§ **TASK REQUIREMENTS**: Give the count of lines holding the string "Pereira" and nothing else.

§ **LISTED ENTRIES**:
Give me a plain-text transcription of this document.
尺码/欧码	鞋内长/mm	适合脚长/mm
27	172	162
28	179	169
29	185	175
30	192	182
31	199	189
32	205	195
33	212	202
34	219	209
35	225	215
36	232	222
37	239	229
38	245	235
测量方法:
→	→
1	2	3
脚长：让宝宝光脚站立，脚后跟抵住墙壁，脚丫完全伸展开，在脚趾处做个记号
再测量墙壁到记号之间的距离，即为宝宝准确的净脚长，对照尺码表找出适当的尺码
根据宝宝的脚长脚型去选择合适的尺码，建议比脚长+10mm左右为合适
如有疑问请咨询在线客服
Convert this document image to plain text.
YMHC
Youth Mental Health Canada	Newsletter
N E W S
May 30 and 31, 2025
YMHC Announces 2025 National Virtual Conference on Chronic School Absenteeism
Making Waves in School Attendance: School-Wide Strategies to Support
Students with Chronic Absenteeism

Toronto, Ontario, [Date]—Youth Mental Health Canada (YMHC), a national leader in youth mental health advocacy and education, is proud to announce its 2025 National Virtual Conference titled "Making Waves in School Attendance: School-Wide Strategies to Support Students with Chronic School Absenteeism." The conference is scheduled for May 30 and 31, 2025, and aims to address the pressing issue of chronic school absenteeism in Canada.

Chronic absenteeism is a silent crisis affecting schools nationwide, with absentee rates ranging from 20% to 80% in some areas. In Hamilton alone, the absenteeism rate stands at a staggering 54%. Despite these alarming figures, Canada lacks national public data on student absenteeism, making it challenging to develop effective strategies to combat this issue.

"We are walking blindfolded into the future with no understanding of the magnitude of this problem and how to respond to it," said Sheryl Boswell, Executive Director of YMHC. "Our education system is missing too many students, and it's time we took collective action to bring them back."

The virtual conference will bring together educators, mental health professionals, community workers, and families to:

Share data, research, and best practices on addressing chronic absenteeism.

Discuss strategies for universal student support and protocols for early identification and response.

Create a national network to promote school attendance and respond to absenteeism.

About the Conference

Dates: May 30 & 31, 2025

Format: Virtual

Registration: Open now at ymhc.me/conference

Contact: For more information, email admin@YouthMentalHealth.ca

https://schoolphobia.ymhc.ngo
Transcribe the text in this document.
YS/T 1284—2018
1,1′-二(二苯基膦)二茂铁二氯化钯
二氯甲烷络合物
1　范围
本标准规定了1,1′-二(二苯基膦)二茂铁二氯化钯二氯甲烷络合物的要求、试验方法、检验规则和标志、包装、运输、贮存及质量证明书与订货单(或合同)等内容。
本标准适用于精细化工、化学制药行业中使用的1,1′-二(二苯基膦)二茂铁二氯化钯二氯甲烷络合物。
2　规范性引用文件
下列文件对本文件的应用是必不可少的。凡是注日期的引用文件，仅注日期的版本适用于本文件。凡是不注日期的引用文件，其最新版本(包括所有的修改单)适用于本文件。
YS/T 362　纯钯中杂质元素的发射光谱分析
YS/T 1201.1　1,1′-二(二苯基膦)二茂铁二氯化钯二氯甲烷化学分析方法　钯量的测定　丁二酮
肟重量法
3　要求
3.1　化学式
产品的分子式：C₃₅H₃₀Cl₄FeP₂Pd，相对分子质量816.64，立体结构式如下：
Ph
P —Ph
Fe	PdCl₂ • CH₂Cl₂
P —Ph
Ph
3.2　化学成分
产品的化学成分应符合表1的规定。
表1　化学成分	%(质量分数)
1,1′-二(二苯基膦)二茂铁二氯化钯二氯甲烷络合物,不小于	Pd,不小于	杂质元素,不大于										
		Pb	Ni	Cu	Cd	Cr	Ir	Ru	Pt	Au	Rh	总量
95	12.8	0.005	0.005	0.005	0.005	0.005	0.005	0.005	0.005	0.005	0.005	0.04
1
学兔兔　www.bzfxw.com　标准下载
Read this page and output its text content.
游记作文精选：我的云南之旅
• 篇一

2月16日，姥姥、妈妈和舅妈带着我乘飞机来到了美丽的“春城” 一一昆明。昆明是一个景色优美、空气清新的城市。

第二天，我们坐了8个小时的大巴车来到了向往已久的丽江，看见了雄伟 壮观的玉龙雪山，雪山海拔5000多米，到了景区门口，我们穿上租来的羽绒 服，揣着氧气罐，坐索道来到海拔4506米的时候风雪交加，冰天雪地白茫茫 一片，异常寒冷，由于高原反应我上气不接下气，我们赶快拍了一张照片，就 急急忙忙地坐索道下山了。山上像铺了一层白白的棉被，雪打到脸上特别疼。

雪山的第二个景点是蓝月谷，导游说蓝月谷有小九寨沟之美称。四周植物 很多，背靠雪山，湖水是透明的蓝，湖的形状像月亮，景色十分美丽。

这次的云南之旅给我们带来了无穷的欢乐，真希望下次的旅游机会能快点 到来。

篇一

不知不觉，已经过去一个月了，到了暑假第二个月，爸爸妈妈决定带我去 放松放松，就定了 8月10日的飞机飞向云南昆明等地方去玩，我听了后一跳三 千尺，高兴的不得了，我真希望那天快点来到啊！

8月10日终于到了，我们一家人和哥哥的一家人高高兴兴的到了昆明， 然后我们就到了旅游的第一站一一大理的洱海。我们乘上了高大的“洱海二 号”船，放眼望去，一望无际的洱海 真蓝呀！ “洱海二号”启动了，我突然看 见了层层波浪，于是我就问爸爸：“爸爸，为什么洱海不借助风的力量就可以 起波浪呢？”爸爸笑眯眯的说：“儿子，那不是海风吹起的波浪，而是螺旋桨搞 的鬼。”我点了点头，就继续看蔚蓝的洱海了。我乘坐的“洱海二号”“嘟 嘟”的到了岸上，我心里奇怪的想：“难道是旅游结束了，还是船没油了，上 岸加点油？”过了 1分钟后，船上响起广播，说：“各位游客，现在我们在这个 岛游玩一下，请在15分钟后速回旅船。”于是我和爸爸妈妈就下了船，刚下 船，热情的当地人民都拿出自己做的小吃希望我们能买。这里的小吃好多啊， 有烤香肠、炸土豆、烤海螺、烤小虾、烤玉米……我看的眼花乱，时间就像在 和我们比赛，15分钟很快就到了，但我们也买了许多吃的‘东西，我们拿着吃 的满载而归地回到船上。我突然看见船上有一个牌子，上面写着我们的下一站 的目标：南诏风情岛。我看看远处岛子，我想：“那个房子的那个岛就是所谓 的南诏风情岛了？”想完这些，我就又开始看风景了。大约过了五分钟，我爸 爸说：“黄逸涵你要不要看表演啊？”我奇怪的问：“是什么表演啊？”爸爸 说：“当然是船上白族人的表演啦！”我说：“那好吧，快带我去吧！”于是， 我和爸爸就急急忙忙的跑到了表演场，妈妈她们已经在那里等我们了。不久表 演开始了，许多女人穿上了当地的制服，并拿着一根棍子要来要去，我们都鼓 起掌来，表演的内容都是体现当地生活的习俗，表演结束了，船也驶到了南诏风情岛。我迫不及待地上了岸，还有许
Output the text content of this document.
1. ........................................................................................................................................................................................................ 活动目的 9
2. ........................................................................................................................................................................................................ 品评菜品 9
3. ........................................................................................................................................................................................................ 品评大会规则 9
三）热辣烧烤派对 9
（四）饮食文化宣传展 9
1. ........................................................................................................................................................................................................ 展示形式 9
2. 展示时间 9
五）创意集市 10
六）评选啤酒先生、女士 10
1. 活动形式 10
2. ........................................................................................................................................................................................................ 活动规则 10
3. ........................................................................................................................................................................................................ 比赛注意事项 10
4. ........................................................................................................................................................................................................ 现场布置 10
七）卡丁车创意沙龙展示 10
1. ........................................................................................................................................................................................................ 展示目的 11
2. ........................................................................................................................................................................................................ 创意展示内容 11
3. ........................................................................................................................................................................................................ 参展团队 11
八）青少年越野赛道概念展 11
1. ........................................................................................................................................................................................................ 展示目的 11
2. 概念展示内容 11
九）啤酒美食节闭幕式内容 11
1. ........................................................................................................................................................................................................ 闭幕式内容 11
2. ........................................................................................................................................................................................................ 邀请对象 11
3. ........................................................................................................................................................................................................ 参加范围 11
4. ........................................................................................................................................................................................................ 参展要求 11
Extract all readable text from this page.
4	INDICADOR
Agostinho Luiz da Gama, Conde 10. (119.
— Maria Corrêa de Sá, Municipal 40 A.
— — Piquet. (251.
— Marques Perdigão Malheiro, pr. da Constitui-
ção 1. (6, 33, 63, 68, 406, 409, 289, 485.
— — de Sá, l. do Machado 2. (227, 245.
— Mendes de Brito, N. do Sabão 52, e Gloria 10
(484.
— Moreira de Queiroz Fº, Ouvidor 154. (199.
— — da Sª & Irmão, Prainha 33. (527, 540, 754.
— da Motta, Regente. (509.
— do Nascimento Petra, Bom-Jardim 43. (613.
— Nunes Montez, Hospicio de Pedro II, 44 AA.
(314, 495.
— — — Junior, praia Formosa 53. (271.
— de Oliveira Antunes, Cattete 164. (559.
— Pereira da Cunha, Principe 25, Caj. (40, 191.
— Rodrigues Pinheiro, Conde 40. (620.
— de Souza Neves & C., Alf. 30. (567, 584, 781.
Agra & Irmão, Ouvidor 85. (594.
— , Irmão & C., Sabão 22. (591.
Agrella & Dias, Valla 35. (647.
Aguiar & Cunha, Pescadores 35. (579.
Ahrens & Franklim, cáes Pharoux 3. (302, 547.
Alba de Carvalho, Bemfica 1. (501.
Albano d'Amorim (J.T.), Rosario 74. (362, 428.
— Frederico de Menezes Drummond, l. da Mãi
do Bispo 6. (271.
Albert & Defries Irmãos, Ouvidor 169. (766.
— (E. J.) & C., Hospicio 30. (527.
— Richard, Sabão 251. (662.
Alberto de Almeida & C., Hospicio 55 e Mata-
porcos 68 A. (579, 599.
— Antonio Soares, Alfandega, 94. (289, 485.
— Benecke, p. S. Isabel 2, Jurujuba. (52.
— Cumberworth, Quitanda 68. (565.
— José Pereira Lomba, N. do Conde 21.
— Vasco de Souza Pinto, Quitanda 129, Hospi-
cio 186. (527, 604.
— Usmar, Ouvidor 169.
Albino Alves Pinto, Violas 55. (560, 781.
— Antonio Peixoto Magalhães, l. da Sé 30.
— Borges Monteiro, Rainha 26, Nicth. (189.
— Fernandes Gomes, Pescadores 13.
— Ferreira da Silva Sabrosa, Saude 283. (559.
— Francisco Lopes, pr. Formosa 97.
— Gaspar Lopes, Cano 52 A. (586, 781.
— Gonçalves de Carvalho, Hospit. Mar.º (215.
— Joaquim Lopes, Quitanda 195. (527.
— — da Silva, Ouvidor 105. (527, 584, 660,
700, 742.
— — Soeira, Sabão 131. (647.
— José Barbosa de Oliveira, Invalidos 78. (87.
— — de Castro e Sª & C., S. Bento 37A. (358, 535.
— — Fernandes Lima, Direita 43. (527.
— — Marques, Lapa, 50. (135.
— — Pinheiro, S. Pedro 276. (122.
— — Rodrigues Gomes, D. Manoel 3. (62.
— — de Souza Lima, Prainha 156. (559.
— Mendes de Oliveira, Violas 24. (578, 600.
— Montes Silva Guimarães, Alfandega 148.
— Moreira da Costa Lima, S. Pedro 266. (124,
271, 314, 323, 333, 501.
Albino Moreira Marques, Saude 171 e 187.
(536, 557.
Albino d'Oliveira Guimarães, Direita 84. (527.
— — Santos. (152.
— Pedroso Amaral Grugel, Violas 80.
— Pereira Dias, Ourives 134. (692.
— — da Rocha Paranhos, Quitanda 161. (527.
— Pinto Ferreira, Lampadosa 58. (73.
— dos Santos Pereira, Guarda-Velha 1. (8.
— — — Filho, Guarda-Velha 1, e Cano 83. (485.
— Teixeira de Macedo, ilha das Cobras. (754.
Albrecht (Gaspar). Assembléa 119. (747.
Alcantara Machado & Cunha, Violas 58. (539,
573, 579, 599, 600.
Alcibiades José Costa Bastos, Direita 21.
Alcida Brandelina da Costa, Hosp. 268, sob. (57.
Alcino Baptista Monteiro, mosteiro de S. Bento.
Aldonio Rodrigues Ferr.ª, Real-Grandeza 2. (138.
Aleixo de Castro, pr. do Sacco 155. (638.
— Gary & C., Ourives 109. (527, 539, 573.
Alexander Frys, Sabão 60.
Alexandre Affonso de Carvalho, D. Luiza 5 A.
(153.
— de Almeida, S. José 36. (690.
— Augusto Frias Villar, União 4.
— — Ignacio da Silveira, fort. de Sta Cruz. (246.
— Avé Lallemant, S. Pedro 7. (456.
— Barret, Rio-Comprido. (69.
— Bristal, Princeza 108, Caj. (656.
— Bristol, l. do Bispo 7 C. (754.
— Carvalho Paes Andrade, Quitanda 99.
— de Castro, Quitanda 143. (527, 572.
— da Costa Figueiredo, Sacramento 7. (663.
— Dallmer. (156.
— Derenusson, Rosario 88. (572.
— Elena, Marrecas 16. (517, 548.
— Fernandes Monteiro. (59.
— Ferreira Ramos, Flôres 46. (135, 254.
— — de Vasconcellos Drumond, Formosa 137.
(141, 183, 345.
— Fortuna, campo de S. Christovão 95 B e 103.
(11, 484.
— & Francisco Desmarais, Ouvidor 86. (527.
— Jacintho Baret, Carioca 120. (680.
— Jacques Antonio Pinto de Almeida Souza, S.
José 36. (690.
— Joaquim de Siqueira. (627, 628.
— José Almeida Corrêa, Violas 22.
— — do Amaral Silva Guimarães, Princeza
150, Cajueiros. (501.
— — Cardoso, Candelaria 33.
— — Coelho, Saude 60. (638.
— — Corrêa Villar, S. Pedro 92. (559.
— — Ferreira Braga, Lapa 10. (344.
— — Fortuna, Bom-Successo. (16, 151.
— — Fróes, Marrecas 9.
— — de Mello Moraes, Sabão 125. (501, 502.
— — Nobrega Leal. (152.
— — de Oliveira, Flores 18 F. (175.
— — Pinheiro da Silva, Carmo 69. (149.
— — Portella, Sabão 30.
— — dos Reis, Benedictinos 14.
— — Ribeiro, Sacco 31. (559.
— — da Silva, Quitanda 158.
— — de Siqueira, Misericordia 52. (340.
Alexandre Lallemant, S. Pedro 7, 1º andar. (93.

§ **EXERCISE SOLUTION**: 4